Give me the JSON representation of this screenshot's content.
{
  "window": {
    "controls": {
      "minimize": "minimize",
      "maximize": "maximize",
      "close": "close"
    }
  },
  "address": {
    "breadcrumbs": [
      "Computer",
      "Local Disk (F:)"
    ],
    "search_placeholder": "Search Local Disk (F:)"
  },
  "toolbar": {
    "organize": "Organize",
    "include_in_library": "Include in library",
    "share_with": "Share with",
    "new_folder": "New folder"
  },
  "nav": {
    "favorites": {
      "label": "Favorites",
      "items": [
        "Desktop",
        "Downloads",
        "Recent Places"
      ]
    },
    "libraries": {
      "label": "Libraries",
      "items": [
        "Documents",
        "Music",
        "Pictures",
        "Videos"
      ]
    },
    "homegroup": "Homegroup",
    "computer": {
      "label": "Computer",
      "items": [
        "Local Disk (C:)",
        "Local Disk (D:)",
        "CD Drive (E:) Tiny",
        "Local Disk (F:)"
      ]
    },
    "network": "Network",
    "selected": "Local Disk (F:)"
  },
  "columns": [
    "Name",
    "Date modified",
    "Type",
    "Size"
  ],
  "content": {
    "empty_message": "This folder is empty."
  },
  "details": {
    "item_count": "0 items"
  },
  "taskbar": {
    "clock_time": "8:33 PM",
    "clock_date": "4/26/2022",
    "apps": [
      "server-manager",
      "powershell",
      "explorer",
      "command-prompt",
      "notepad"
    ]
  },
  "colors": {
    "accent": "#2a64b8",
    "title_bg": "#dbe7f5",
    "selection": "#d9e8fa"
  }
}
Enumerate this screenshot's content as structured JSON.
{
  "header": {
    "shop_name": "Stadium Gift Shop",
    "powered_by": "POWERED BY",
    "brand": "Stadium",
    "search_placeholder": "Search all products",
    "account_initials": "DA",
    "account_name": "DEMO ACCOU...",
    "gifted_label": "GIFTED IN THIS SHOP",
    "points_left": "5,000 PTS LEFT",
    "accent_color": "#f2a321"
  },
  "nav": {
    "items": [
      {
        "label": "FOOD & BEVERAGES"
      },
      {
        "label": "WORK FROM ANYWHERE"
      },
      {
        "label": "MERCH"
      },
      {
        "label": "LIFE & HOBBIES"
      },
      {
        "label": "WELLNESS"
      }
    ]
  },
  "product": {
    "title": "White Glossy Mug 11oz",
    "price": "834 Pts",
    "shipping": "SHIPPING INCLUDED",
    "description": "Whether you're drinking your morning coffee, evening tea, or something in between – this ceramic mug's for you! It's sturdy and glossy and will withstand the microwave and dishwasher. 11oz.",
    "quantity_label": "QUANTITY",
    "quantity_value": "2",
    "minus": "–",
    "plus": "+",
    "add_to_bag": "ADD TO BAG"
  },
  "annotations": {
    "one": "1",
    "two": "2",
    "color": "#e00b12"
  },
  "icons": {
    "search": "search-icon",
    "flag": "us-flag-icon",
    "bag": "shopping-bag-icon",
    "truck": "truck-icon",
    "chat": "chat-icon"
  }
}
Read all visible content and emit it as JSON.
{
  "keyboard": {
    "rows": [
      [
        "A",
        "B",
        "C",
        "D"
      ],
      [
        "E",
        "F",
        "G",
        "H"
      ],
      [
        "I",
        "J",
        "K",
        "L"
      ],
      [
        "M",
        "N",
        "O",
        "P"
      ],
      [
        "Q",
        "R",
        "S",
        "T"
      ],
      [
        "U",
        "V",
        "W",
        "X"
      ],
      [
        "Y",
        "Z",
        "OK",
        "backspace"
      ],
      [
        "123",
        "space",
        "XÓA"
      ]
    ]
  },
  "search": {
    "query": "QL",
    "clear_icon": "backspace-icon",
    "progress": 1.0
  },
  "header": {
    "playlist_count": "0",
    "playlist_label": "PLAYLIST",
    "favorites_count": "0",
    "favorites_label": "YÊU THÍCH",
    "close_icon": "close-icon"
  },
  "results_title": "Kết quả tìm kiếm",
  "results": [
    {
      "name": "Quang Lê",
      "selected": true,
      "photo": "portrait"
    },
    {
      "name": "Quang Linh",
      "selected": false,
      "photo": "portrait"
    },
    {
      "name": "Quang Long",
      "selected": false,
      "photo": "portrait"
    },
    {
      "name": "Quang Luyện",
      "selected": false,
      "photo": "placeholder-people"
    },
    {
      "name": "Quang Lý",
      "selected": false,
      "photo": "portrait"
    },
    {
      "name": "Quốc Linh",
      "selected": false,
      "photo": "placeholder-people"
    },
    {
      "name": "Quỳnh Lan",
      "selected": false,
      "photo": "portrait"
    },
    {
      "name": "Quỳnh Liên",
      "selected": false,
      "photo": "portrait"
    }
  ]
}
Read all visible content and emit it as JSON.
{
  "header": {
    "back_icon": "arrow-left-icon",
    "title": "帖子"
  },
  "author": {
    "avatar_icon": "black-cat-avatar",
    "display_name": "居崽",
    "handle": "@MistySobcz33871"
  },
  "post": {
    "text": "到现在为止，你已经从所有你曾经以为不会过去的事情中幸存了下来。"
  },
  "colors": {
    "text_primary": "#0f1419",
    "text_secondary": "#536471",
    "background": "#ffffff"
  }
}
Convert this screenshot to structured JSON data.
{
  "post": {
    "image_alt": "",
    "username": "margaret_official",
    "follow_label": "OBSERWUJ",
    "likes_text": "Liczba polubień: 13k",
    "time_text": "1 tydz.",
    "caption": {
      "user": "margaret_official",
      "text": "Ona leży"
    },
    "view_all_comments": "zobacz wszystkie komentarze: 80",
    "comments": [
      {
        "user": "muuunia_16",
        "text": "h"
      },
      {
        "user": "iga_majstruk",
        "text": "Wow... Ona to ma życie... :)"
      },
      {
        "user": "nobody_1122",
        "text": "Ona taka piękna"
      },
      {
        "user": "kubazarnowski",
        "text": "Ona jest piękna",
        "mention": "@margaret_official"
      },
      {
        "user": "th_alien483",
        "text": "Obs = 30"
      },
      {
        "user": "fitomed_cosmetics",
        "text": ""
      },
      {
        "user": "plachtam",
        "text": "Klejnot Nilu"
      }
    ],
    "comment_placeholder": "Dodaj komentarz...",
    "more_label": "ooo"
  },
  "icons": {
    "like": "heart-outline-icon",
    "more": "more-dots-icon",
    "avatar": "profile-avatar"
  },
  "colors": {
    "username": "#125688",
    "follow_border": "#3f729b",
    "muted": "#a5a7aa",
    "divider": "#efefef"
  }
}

▶ _Task directions_: Output all of the material, please, exactly as it stands.

▶ _Finished exercise_:
Give me the JSON representation of this screenshot's content.
{
  "window": {
    "controls": {
      "minimize": "minimize",
      "maximize": "maximize",
      "close": "close"
    }
  },
  "address": {
    "breadcrumbs": [
      "Computer",
      "Local Disk (F:)"
    ],
    "search_placeholder": "Search Local Disk (F:)"
  },
  "toolbar": {
    "organize": "Organize",
    "include_in_library": "Include in library",
    "share_with": "Share with",
    "new_folder": "New folder"
  },
  "nav": {
    "favorites": {
      "label": "Favorites",
      "items": [
        "Desktop",
        "Downloads",
        "Recent Places"
      ]
    },
    "libraries": {
      "label": "Libraries",
      "items": [
        "Documents",
        "Music",
        "Pictures",
        "Videos"
      ]
    },
    "homegroup": "Homegroup",
    "computer": {
      "label": "Computer",
      "items": [
        "Local Disk (C:)",
        "Local Disk (D:)",
        "CD Drive (E:) Tiny",
        "Local Disk (F:)"
      ]
    },
    "network": "Network",
    "selected": "Local Disk (F:)"
  },
  "columns": [
    "Name",
    "Date modified",
    "Type",
    "Size"
  ],
  "content": {
    "empty_message": "This folder is empty."
  },
  "details": {
    "item_count": "0 items"
  },
  "taskbar": {
    "clock_time": "8:33 PM",
    "clock_date": "4/26/2022",
    "apps": [
      "server-manager",
      "powershell",
      "explorer",
      "command-prompt",
      "notepad"
    ]
  },
  "colors": {
    "accent": "#2a64b8",
    "title_bg": "#dbe7f5",
    "selection": "#d9e8fa"
  }
}
Enumerate this screenshot's content as structured JSON.
{
  "header": {
    "shop_name": "Stadium Gift Shop",
    "powered_by": "POWERED BY",
    "brand": "Stadium",
    "search_placeholder": "Search all products",
    "account_initials": "DA",
    "account_name": "DEMO ACCOU...",
    "gifted_label": "GIFTED IN THIS SHOP",
    "points_left": "5,000 PTS LEFT",
    "accent_color": "#f2a321"
  },
  "nav": {
    "items": [
      {
        "label": "FOOD & BEVERAGES"
      },
      {
        "label": "WORK FROM ANYWHERE"
      },
      {
        "label": "MERCH"
      },
      {
        "label": "LIFE & HOBBIES"
      },
      {
        "label": "WELLNESS"
      }
    ]
  },
  "product": {
    "title": "White Glossy Mug 11oz",
    "price": "834 Pts",
    "shipping": "SHIPPING INCLUDED",
    "description": "Whether you're drinking your morning coffee, evening tea, or something in between – this ceramic mug's for you! It's sturdy and glossy and will withstand the microwave and dishwasher. 11oz.",
    "quantity_label": "QUANTITY",
    "quantity_value": "2",
    "minus": "–",
    "plus": "+",
    "add_to_bag": "ADD TO BAG"
  },
  "annotations": {
    "one": "1",
    "two": "2",
    "color": "#e00b12"
  },
  "icons": {
    "search": "search-icon",
    "flag": "us-flag-icon",
    "bag": "shopping-bag-icon",
    "truck": "truck-icon",
    "chat": "chat-icon"
  }
}
Read all visible content and emit it as JSON.
{
  "keyboard": {
    "rows": [
      [
        "A",
        "B",
        "C",
        "D"
      ],
      [
        "E",
        "F",
        "G",
        "H"
      ],
      [
        "I",
        "J",
        "K",
        "L"
      ],
      [
        "M",
        "N",
        "O",
        "P"
      ],
      [
        "Q",
        "R",
        "S",
        "T"
      ],
      [
        "U",
        "V",
        "W",
        "X"
      ],
      [
        "Y",
        "Z",
        "OK",
        "backspace"
      ],
      [
        "123",
        "space",
        "XÓA"
      ]
    ]
  },
  "search": {
    "query": "QL",
    "clear_icon": "backspace-icon",
    "progress": 1.0
  },
  "header": {
    "playlist_count": "0",
    "playlist_label": "PLAYLIST",
    "favorites_count": "0",
    "favorites_label": "YÊU THÍCH",
    "close_icon": "close-icon"
  },
  "results_title": "Kết quả tìm kiếm",
  "results": [
    {
      "name": "Quang Lê",
      "selected": true,
      "photo": "portrait"
    },
    {
      "name": "Quang Linh",
      "selected": false,
      "photo": "portrait"
    },
    {
      "name": "Quang Long",
      "selected": false,
      "photo": "portrait"
    },
    {
      "name": "Quang Luyện",
      "selected": false,
      "photo": "placeholder-people"
    },
    {
      "name": "Quang Lý",
      "selected": false,
      "photo": "portrait"
    },
    {
      "name": "Quốc Linh",
      "selected": false,
      "photo": "placeholder-people"
    },
    {
      "name": "Quỳnh Lan",
      "selected": false,
      "photo": "portrait"
    },
    {
      "name": "Quỳnh Liên",
      "selected": false,
      "photo": "portrait"
    }
  ]
}
Read all visible content and emit it as JSON.
{
  "header": {
    "back_icon": "arrow-left-icon",
    "title": "帖子"
  },
  "author": {
    "avatar_icon": "black-cat-avatar",
    "display_name": "居崽",
    "handle": "@MistySobcz33871"
  },
  "post": {
    "text": "到现在为止，你已经从所有你曾经以为不会过去的事情中幸存了下来。"
  },
  "colors": {
    "text_primary": "#0f1419",
    "text_secondary": "#536471",
    "background": "#ffffff"
  }
}
Convert this screenshot to structured JSON data.
{
  "post": {
    "image_alt": "",
    "username": "margaret_official",
    "follow_label": "OBSERWUJ",
    "likes_text": "Liczba polubień: 13k",
    "time_text": "1 tydz.",
    "caption": {
      "user": "margaret_official",
      "text": "Ona leży"
    },
    "view_all_comments": "zobacz wszystkie komentarze: 80",
    "comments": [
      {
        "user": "muuunia_16",
        "text": "h"
      },
      {
        "user": "iga_majstruk",
        "text": "Wow... Ona to ma życie... :)"
      },
      {
        "user": "nobody_1122",
        "text": "Ona taka piękna"
      },
      {
        "user": "kubazarnowski",
        "text": "Ona jest piękna",
        "mention": "@margaret_official"
      },
      {
        "user": "th_alien483",
        "text": "Obs = 30"
      },
      {
        "user": "fitomed_cosmetics",
        "text": ""
      },
      {
        "user": "plachtam",
        "text": "Klejnot Nilu"
      }
    ],
    "comment_placeholder": "Dodaj komentarz...",
    "more_label": "ooo"
  },
  "icons": {
    "like": "heart-outline-icon",
    "more": "more-dots-icon",
    "avatar": "profile-avatar"
  },
  "colors": {
    "username": "#125688",
    "follow_border": "#3f729b",
    "muted": "#a5a7aa",
    "divider": "#efefef"
  }
}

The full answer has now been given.